(Dataset listings of figures)
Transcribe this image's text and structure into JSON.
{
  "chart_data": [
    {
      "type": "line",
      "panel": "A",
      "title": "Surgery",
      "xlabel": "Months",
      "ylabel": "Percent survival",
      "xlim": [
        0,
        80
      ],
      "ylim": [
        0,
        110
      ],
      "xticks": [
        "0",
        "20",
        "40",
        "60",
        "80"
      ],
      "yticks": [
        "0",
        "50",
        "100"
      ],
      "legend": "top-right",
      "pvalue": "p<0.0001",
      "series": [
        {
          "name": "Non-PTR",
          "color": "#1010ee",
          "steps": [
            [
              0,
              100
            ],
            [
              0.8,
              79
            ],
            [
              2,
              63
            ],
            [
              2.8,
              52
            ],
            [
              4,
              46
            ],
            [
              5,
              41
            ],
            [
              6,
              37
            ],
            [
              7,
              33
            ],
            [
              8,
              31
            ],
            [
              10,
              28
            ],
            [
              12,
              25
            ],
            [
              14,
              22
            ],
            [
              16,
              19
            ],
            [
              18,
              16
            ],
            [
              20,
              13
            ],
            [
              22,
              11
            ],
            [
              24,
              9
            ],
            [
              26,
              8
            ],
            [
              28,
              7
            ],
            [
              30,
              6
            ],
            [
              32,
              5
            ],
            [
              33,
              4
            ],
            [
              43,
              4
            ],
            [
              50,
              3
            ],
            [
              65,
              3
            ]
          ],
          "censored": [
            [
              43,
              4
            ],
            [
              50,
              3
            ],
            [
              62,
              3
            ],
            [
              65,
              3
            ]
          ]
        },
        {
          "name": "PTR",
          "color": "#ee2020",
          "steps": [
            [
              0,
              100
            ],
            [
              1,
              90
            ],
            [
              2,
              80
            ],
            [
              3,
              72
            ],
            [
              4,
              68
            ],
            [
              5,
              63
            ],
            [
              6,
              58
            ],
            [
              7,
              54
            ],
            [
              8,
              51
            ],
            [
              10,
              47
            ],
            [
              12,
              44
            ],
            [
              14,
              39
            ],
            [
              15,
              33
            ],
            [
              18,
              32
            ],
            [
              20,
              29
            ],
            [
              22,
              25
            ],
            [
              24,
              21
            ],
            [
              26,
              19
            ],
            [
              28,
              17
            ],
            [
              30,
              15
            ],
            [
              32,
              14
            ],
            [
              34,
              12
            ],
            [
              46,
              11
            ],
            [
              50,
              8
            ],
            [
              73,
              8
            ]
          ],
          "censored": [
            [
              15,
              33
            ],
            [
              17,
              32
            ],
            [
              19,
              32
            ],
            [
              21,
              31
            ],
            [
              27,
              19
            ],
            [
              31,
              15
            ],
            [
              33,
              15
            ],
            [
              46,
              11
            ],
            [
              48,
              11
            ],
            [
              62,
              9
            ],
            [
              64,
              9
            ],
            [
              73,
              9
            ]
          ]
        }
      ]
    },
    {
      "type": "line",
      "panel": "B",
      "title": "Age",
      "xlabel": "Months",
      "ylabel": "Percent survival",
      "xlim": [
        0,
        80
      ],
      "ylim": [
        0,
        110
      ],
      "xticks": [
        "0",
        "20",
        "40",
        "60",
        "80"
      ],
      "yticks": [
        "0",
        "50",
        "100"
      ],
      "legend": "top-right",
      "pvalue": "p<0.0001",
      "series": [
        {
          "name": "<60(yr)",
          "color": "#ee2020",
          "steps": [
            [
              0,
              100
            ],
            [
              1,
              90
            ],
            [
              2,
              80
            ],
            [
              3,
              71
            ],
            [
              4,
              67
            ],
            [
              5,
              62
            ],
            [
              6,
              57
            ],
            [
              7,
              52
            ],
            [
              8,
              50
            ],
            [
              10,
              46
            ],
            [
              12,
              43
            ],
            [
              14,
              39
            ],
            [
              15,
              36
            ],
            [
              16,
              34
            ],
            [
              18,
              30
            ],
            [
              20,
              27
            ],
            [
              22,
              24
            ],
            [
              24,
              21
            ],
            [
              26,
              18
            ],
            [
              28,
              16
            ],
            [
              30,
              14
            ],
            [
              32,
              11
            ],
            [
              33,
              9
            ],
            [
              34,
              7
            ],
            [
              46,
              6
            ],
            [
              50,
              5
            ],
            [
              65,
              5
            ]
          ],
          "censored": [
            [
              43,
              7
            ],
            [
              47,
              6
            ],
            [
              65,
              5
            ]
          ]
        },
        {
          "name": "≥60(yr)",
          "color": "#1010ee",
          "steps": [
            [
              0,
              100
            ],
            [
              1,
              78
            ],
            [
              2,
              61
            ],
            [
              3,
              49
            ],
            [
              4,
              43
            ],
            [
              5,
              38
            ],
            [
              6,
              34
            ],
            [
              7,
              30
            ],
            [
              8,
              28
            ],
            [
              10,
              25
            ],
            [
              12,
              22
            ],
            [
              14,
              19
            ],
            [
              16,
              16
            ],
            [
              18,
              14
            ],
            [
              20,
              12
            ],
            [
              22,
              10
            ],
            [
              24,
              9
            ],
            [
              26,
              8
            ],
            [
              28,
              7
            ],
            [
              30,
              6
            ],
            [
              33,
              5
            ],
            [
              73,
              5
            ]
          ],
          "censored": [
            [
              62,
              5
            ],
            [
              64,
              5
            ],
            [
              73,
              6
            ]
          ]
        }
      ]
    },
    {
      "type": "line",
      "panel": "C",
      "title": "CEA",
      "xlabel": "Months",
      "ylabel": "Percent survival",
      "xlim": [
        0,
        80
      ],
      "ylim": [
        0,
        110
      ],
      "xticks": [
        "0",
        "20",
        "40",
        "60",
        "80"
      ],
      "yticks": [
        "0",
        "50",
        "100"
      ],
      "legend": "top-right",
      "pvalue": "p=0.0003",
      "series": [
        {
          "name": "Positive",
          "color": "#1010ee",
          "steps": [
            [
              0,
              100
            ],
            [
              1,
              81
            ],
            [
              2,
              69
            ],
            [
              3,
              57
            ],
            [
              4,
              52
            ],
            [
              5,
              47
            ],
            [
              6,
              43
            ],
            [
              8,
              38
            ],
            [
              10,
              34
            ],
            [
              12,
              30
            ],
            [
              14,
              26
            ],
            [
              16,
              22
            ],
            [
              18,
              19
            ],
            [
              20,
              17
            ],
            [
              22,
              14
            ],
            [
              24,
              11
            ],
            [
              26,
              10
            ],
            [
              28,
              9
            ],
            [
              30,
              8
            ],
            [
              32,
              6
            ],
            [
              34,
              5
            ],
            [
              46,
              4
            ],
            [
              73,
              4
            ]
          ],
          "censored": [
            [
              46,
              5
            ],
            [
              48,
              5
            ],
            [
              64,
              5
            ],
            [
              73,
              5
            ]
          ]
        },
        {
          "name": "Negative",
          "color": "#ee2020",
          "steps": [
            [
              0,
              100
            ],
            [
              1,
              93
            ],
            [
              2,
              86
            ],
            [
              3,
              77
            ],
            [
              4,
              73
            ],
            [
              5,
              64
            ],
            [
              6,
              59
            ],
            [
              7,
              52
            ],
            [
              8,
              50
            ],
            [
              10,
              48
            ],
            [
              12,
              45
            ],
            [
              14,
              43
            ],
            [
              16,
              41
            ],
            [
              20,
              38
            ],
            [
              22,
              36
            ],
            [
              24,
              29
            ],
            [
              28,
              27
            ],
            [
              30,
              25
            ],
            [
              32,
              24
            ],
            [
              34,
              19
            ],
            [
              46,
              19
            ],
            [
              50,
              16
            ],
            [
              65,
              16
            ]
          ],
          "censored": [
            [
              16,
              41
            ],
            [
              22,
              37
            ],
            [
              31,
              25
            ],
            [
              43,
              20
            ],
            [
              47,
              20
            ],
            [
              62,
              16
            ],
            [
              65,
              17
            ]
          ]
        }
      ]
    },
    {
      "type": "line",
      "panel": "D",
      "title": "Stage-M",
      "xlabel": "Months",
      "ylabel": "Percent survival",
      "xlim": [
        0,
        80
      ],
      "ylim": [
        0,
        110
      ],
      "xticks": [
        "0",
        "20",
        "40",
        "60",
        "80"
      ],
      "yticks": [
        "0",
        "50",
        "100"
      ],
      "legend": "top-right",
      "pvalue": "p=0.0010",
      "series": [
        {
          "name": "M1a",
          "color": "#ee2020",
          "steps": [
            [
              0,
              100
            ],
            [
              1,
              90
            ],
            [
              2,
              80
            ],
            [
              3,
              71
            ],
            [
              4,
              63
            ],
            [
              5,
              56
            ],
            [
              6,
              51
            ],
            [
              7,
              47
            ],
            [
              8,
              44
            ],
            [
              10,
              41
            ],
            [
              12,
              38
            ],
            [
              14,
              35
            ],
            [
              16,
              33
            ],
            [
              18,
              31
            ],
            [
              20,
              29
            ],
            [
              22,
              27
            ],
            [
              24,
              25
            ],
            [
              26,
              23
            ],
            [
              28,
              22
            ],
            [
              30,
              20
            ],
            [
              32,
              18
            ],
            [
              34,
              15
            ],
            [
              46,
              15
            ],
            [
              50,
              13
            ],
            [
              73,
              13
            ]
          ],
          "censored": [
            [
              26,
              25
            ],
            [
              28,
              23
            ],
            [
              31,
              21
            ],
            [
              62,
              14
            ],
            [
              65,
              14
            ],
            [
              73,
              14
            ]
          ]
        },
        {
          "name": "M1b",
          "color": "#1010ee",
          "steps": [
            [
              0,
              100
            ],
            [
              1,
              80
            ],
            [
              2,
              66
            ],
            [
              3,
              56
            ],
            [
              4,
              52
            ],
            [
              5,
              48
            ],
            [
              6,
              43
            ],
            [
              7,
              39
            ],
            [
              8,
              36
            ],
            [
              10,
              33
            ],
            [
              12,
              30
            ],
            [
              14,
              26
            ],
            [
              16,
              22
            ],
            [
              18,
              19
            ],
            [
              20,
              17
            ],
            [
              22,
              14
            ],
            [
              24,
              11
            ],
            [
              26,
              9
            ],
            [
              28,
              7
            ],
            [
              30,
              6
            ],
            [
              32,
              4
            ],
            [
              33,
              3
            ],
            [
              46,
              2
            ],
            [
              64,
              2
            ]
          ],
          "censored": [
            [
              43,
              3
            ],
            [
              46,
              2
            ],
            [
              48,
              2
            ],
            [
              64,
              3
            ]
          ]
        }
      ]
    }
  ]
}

__THE EXERCISE__. Copy out each line that contains the word "name".

__WRITTEN REPLY__.
          "name": "Non-PTR",
          "name": "PTR",
          "name": "<60(yr)",
          "name": "≥60(yr)",
          "name": "Positive",
          "name": "Negative",
          "name": "M1a",
          "name": "M1b",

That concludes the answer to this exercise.